Written problem:
Return every entry exactly as written.

------------------------------

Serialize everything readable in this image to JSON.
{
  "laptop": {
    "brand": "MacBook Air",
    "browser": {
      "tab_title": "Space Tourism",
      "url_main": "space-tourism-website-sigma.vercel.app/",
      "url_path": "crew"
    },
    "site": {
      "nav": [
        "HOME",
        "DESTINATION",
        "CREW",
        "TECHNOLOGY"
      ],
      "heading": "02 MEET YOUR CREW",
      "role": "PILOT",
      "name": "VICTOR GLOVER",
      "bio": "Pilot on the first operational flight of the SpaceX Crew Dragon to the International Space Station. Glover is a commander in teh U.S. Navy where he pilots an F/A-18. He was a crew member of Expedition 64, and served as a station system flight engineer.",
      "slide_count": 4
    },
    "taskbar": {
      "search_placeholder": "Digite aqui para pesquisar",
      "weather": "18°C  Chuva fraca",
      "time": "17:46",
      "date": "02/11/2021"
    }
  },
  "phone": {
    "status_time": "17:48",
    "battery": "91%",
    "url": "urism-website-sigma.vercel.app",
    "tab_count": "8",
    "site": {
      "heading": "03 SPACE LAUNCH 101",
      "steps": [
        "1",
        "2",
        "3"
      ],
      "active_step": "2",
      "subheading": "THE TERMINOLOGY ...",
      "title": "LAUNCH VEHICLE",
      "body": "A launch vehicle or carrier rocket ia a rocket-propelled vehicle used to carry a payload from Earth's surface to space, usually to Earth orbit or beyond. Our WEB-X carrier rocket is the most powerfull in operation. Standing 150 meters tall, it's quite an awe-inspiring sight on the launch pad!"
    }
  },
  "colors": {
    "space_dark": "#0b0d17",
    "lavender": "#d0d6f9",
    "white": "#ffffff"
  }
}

------------------------------

Expected output:
Serialize everything readable in this image to JSON.
{
  "laptop": {
    "brand": "MacBook Air",
    "browser": {
      "tab_title": "Space Tourism",
      "url_main": "space-tourism-website-sigma.vercel.app/",
      "url_path": "crew"
    },
    "site": {
      "nav": [
        "HOME",
        "DESTINATION",
        "CREW",
        "TECHNOLOGY"
      ],
      "heading": "02 MEET YOUR CREW",
      "role": "PILOT",
      "name": "VICTOR GLOVER",
      "bio": "Pilot on the first operational flight of the SpaceX Crew Dragon to the International Space Station. Glover is a commander in teh U.S. Navy where he pilots an F/A-18. He was a crew member of Expedition 64, and served as a station system flight engineer.",
      "slide_count": 4
    },
    "taskbar": {
      "search_placeholder": "Digite aqui para pesquisar",
      "weather": "18°C  Chuva fraca",
      "time": "17:46",
      "date": "02/11/2021"
    }
  },
  "phone": {
    "status_time": "17:48",
    "battery": "91%",
    "url": "urism-website-sigma.vercel.app",
    "tab_count": "8",
    "site": {
      "heading": "03 SPACE LAUNCH 101",
      "steps": [
        "1",
        "2",
        "3"
      ],
      "active_step": "2",
      "subheading": "THE TERMINOLOGY ...",
      "title": "LAUNCH VEHICLE",
      "body": "A launch vehicle or carrier rocket ia a rocket-propelled vehicle used to carry a payload from Earth's surface to space, usually to Earth orbit or beyond. Our WEB-X carrier rocket is the most powerfull in operation. Standing 150 meters tall, it's quite an awe-inspiring sight on the launch pad!"
    }
  },
  "colors": {
    "space_dark": "#0b0d17",
    "lavender": "#d0d6f9",
    "white": "#ffffff"
  }
}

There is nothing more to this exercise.